# PROBLEM DESCRIPTION
Retype the whole listing below, character for character.

# STORED ROWS

═══

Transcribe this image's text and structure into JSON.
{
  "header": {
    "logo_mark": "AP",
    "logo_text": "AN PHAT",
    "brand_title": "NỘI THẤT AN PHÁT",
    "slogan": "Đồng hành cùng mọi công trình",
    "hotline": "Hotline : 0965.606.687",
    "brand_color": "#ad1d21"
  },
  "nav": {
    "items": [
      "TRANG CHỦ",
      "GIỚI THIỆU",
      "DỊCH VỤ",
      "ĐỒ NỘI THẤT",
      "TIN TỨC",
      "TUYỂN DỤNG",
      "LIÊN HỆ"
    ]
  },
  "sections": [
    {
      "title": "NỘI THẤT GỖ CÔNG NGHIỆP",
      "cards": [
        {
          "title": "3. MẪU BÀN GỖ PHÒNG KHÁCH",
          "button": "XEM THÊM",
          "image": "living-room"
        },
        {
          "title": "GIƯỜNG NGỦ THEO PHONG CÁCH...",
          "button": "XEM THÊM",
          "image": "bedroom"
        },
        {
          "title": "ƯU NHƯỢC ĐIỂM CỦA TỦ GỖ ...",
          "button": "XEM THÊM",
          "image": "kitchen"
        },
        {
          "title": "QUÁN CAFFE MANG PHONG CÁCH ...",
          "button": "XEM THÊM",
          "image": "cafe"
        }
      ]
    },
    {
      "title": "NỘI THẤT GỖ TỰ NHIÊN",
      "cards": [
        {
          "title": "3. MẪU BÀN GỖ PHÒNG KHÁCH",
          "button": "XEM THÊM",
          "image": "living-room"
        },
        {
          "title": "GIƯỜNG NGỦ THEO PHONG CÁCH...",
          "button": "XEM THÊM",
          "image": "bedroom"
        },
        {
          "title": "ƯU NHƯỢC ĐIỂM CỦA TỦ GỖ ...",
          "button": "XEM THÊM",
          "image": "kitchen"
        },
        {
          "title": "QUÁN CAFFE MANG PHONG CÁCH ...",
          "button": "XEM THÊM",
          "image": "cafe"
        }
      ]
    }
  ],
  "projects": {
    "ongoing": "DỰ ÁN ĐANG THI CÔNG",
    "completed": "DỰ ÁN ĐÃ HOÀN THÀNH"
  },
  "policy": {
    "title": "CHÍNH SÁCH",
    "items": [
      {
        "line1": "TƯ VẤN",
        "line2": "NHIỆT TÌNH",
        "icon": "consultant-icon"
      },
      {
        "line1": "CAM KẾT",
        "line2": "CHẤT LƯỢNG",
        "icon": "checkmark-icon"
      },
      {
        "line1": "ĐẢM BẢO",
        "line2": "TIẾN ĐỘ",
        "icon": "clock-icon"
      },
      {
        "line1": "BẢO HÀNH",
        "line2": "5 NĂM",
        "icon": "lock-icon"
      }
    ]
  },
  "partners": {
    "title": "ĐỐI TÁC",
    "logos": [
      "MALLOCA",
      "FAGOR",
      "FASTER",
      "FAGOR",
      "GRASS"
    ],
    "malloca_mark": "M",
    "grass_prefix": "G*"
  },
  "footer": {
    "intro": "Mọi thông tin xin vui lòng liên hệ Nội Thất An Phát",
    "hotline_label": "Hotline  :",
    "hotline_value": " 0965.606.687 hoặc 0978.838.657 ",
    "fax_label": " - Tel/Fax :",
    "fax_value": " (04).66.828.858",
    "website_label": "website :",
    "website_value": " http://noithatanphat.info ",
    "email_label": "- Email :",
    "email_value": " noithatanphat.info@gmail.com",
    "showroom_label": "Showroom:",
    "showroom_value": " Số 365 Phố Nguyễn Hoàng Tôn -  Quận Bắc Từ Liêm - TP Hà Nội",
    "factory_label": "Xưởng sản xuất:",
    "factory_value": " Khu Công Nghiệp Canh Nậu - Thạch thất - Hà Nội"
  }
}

═══

# CORRECT RESPONSE
Transcribe this image's text and structure into JSON.
{
  "header": {
    "logo_mark": "AP",
    "logo_text": "AN PHAT",
    "brand_title": "NỘI THẤT AN PHÁT",
    "slogan": "Đồng hành cùng mọi công trình",
    "hotline": "Hotline : 0965.606.687",
    "brand_color": "#ad1d21"
  },
  "nav": {
    "items": [
      "TRANG CHỦ",
      "GIỚI THIỆU",
      "DỊCH VỤ",
      "ĐỒ NỘI THẤT",
      "TIN TỨC",
      "TUYỂN DỤNG",
      "LIÊN HỆ"
    ]
  },
  "sections": [
    {
      "title": "NỘI THẤT GỖ CÔNG NGHIỆP",
      "cards": [
        {
          "title": "3. MẪU BÀN GỖ PHÒNG KHÁCH",
          "button": "XEM THÊM",
          "image": "living-room"
        },
        {
          "title": "GIƯỜNG NGỦ THEO PHONG CÁCH...",
          "button": "XEM THÊM",
          "image": "bedroom"
        },
        {
          "title": "ƯU NHƯỢC ĐIỂM CỦA TỦ GỖ ...",
          "button": "XEM THÊM",
          "image": "kitchen"
        },
        {
          "title": "QUÁN CAFFE MANG PHONG CÁCH ...",
          "button": "XEM THÊM",
          "image": "cafe"
        }
      ]
    },
    {
      "title": "NỘI THẤT GỖ TỰ NHIÊN",
      "cards": [
        {
          "title": "3. MẪU BÀN GỖ PHÒNG KHÁCH",
          "button": "XEM THÊM",
          "image": "living-room"
        },
        {
          "title": "GIƯỜNG NGỦ THEO PHONG CÁCH...",
          "button": "XEM THÊM",
          "image": "bedroom"
        },
        {
          "title": "ƯU NHƯỢC ĐIỂM CỦA TỦ GỖ ...",
          "button": "XEM THÊM",
          "image": "kitchen"
        },
        {
          "title": "QUÁN CAFFE MANG PHONG CÁCH ...",
          "button": "XEM THÊM",
          "image": "cafe"
        }
      ]
    }
  ],
  "projects": {
    "ongoing": "DỰ ÁN ĐANG THI CÔNG",
    "completed": "DỰ ÁN ĐÃ HOÀN THÀNH"
  },
  "policy": {
    "title": "CHÍNH SÁCH",
    "items": [
      {
        "line1": "TƯ VẤN",
        "line2": "NHIỆT TÌNH",
        "icon": "consultant-icon"
      },
      {
        "line1": "CAM KẾT",
        "line2": "CHẤT LƯỢNG",
        "icon": "checkmark-icon"
      },
      {
        "line1": "ĐẢM BẢO",
        "line2": "TIẾN ĐỘ",
        "icon": "clock-icon"
      },
      {
        "line1": "BẢO HÀNH",
        "line2": "5 NĂM",
        "icon": "lock-icon"
      }
    ]
  },
  "partners": {
    "title": "ĐỐI TÁC",
    "logos": [
      "MALLOCA",
      "FAGOR",
      "FASTER",
      "FAGOR",
      "GRASS"
    ],
    "malloca_mark": "M",
    "grass_prefix": "G*"
  },
  "footer": {
    "intro": "Mọi thông tin xin vui lòng liên hệ Nội Thất An Phát",
    "hotline_label": "Hotline  :",
    "hotline_value": " 0965.606.687 hoặc 0978.838.657 ",
    "fax_label": " - Tel/Fax :",
    "fax_value": " (04).66.828.858",
    "website_label": "website :",
    "website_value": " http://noithatanphat.info ",
    "email_label": "- Email :",
    "email_value": " noithatanphat.info@gmail.com",
    "showroom_label": "Showroom:",
    "showroom_value": " Số 365 Phố Nguyễn Hoàng Tôn -  Quận Bắc Từ Liêm - TP Hà Nội",
    "factory_label": "Xưởng sản xuất:",
    "factory_value": " Khu Công Nghiệp Canh Nậu - Thạch thất - Hà Nội"
  }
}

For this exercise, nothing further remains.